(Data records)
-- Start --

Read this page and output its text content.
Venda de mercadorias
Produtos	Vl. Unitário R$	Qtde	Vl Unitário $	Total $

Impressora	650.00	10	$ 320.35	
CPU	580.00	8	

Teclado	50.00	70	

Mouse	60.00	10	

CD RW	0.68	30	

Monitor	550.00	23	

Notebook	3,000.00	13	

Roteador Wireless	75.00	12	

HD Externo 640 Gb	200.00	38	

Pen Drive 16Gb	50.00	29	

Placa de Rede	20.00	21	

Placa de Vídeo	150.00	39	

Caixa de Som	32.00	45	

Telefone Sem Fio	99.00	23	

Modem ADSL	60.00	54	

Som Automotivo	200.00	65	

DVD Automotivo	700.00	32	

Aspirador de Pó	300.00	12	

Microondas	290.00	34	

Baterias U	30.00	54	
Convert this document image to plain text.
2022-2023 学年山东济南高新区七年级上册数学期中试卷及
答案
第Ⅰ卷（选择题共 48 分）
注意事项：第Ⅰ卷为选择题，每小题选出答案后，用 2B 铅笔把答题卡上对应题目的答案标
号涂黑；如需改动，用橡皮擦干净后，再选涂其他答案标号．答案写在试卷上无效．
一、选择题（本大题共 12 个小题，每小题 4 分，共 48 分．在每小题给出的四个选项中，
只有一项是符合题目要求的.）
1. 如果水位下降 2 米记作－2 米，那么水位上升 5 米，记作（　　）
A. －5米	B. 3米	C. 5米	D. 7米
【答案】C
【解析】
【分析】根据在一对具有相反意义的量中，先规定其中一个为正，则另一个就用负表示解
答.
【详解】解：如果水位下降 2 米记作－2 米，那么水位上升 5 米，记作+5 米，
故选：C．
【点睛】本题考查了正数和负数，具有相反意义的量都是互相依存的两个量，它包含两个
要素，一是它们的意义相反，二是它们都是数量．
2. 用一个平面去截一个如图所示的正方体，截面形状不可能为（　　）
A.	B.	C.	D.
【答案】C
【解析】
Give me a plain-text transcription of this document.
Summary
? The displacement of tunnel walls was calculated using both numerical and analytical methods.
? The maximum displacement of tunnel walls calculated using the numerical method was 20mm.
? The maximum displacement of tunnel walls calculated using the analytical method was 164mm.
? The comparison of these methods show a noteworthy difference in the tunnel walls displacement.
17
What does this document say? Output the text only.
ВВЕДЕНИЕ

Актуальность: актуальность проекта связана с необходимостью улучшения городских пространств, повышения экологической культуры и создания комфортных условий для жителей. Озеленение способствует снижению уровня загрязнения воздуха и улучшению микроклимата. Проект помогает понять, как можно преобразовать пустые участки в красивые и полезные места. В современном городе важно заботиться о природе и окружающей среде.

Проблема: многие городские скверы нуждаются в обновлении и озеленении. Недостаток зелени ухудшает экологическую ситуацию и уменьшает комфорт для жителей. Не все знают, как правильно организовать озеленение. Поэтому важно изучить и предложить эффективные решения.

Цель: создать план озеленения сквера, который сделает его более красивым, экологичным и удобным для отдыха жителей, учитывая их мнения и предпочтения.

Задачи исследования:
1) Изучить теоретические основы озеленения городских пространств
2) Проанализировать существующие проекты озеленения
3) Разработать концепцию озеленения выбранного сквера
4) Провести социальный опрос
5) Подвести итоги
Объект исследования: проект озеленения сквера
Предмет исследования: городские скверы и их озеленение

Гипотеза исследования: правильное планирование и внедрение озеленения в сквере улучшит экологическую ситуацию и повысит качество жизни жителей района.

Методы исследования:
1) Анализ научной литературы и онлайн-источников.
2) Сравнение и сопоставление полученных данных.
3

-- End --

### WORK INSTRUCTIONS
Retype the data exactly as given.

### EXERCISE OUTPUT
Read this page and output its text content.
Venda de mercadorias
Produtos	Vl. Unitário R$	Qtde	Vl Unitário $	Total $

Impressora	650.00	10	$ 320.35	
CPU	580.00	8	

Teclado	50.00	70	

Mouse	60.00	10	

CD RW	0.68	30	

Monitor	550.00	23	

Notebook	3,000.00	13	

Roteador Wireless	75.00	12	

HD Externo 640 Gb	200.00	38	

Pen Drive 16Gb	50.00	29	

Placa de Rede	20.00	21	

Placa de Vídeo	150.00	39	

Caixa de Som	32.00	45	

Telefone Sem Fio	99.00	23	

Modem ADSL	60.00	54	

Som Automotivo	200.00	65	

DVD Automotivo	700.00	32	

Aspirador de Pó	300.00	12	

Microondas	290.00	34	

Baterias U	30.00	54	
Convert this document image to plain text.
2022-2023 学年山东济南高新区七年级上册数学期中试卷及
答案
第Ⅰ卷（选择题共 48 分）
注意事项：第Ⅰ卷为选择题，每小题选出答案后，用 2B 铅笔把答题卡上对应题目的答案标
号涂黑；如需改动，用橡皮擦干净后，再选涂其他答案标号．答案写在试卷上无效．
一、选择题（本大题共 12 个小题，每小题 4 分，共 48 分．在每小题给出的四个选项中，
只有一项是符合题目要求的.）
1. 如果水位下降 2 米记作－2 米，那么水位上升 5 米，记作（　　）
A. －5米	B. 3米	C. 5米	D. 7米
【答案】C
【解析】
【分析】根据在一对具有相反意义的量中，先规定其中一个为正，则另一个就用负表示解
答.
【详解】解：如果水位下降 2 米记作－2 米，那么水位上升 5 米，记作+5 米，
故选：C．
【点睛】本题考查了正数和负数，具有相反意义的量都是互相依存的两个量，它包含两个
要素，一是它们的意义相反，二是它们都是数量．
2. 用一个平面去截一个如图所示的正方体，截面形状不可能为（　　）
A.	B.	C.	D.
【答案】C
【解析】
Give me a plain-text transcription of this document.
Summary
? The displacement of tunnel walls was calculated using both numerical and analytical methods.
? The maximum displacement of tunnel walls calculated using the numerical method was 20mm.
? The maximum displacement of tunnel walls calculated using the analytical method was 164mm.
? The comparison of these methods show a noteworthy difference in the tunnel walls displacement.
17
What does this document say? Output the text only.
ВВЕДЕНИЕ

Актуальность: актуальность проекта связана с необходимостью улучшения городских пространств, повышения экологической культуры и создания комфортных условий для жителей. Озеленение способствует снижению уровня загрязнения воздуха и улучшению микроклимата. Проект помогает понять, как можно преобразовать пустые участки в красивые и полезные места. В современном городе важно заботиться о природе и окружающей среде.

Проблема: многие городские скверы нуждаются в обновлении и озеленении. Недостаток зелени ухудшает экологическую ситуацию и уменьшает комфорт для жителей. Не все знают, как правильно организовать озеленение. Поэтому важно изучить и предложить эффективные решения.

Цель: создать план озеленения сквера, который сделает его более красивым, экологичным и удобным для отдыха жителей, учитывая их мнения и предпочтения.

Задачи исследования:
1) Изучить теоретические основы озеленения городских пространств
2) Проанализировать существующие проекты озеленения
3) Разработать концепцию озеленения выбранного сквера
4) Провести социальный опрос
5) Подвести итоги
Объект исследования: проект озеленения сквера
Предмет исследования: городские скверы и их озеленение

Гипотеза исследования: правильное планирование и внедрение озеленения в сквере улучшит экологическую ситуацию и повысит качество жизни жителей района.

Методы исследования:
1) Анализ научной литературы и онлайн-источников.
2) Сравнение и сопоставление полученных данных.
3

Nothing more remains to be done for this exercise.